■ WHAT TO WORK ON
Exact repetition of every entry is required.

■ RECORD EXCERPTS
━━━━━━━━━━
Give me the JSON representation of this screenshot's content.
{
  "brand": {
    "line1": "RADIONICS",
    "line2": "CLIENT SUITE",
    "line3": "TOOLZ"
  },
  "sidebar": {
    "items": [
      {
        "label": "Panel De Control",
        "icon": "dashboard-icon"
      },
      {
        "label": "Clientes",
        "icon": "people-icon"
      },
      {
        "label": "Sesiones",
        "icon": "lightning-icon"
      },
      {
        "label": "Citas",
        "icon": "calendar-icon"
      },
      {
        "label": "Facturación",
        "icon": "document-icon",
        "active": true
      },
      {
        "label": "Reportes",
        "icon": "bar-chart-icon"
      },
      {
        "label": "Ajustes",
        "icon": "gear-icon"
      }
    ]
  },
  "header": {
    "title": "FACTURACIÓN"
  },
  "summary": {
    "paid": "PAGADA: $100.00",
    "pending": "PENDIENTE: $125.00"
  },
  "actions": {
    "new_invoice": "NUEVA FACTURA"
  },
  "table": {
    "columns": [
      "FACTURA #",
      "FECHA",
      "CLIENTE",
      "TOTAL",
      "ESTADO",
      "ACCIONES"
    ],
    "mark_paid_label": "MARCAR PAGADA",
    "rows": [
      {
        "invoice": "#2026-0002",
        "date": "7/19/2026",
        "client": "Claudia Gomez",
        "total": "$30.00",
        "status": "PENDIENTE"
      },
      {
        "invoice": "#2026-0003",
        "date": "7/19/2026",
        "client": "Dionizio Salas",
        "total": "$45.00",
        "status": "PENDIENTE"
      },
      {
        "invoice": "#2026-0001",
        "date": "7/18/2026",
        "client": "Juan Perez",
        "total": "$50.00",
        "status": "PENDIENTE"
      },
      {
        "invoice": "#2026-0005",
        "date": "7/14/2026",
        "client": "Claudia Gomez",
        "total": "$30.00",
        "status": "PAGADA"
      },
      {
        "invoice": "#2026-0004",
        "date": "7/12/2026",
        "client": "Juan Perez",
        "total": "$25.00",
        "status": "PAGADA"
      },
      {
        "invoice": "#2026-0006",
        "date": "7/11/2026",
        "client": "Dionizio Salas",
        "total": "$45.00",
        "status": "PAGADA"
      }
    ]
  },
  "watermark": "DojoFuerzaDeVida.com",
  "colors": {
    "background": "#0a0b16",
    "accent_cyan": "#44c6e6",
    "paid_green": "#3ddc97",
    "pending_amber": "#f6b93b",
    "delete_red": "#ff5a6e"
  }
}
━━━━━━━━━━
■ EXPECTED ANSWER
Give me the JSON representation of this screenshot's content.
{
  "brand": {
    "line1": "RADIONICS",
    "line2": "CLIENT SUITE",
    "line3": "TOOLZ"
  },
  "sidebar": {
    "items": [
      {
        "label": "Panel De Control",
        "icon": "dashboard-icon"
      },
      {
        "label": "Clientes",
        "icon": "people-icon"
      },
      {
        "label": "Sesiones",
        "icon": "lightning-icon"
      },
      {
        "label": "Citas",
        "icon": "calendar-icon"
      },
      {
        "label": "Facturación",
        "icon": "document-icon",
        "active": true
      },
      {
        "label": "Reportes",
        "icon": "bar-chart-icon"
      },
      {
        "label": "Ajustes",
        "icon": "gear-icon"
      }
    ]
  },
  "header": {
    "title": "FACTURACIÓN"
  },
  "summary": {
    "paid": "PAGADA: $100.00",
    "pending": "PENDIENTE: $125.00"
  },
  "actions": {
    "new_invoice": "NUEVA FACTURA"
  },
  "table": {
    "columns": [
      "FACTURA #",
      "FECHA",
      "CLIENTE",
      "TOTAL",
      "ESTADO",
      "ACCIONES"
    ],
    "mark_paid_label": "MARCAR PAGADA",
    "rows": [
      {
        "invoice": "#2026-0002",
        "date": "7/19/2026",
        "client": "Claudia Gomez",
        "total": "$30.00",
        "status": "PENDIENTE"
      },
      {
        "invoice": "#2026-0003",
        "date": "7/19/2026",
        "client": "Dionizio Salas",
        "total": "$45.00",
        "status": "PENDIENTE"
      },
      {
        "invoice": "#2026-0001",
        "date": "7/18/2026",
        "client": "Juan Perez",
        "total": "$50.00",
        "status": "PENDIENTE"
      },
      {
        "invoice": "#2026-0005",
        "date": "7/14/2026",
        "client": "Claudia Gomez",
        "total": "$30.00",
        "status": "PAGADA"
      },
      {
        "invoice": "#2026-0004",
        "date": "7/12/2026",
        "client": "Juan Perez",
        "total": "$25.00",
        "status": "PAGADA"
      },
      {
        "invoice": "#2026-0006",
        "date": "7/11/2026",
        "client": "Dionizio Salas",
        "total": "$45.00",
        "status": "PAGADA"
      }
    ]
  },
  "watermark": "DojoFuerzaDeVida.com",
  "colors": {
    "background": "#0a0b16",
    "accent_cyan": "#44c6e6",
    "paid_green": "#3ddc97",
    "pending_amber": "#f6b93b",
    "delete_red": "#ff5a6e"
  }
}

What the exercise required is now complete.